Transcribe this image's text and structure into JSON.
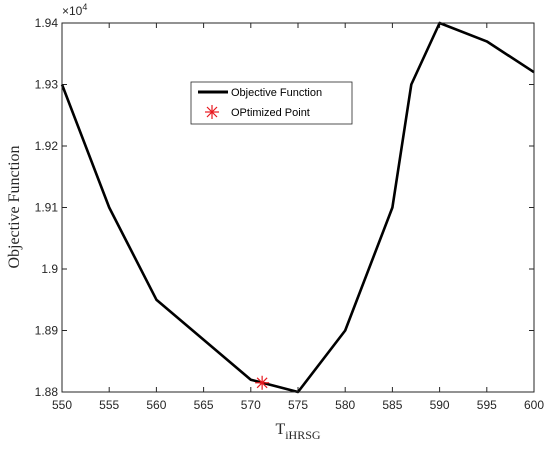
{
  "chart_data": {
    "type": "line",
    "xlabel": "T",
    "xlabel_sub": "iHRSG",
    "ylabel": "Objective Function",
    "exponent_label": "×10",
    "exponent_power": "4",
    "xlim": [
      550,
      600
    ],
    "ylim": [
      1.88,
      1.94
    ],
    "xticks": [
      550,
      555,
      560,
      565,
      570,
      575,
      580,
      585,
      590,
      595,
      600
    ],
    "yticks": [
      1.88,
      1.89,
      1.9,
      1.91,
      1.92,
      1.93,
      1.94
    ],
    "ytick_labels": [
      "1.88",
      "1.89",
      "1.9",
      "1.91",
      "1.92",
      "1.93",
      "1.94"
    ],
    "series": [
      {
        "name": "Objective Function",
        "color": "#000000",
        "x": [
          550,
          555,
          560,
          565,
          570,
          575,
          580,
          585,
          587,
          590,
          595,
          600
        ],
        "y": [
          1.93,
          1.91,
          1.895,
          1.8885,
          1.882,
          1.88,
          1.89,
          1.91,
          1.93,
          1.94,
          1.937,
          1.932
        ]
      }
    ],
    "optimized_point": {
      "name": "OPtimized Point",
      "color": "#e8191f",
      "x": 571.2,
      "y": 1.8815
    },
    "legend_position": "upper-center",
    "grid": false
  }
}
__________________________________________________
* [Task instructions] Write out every line of the listing that holds the word "Objective".

* [Solution]
    "ylabel": "Objective Function",
        "name": "Objective Function",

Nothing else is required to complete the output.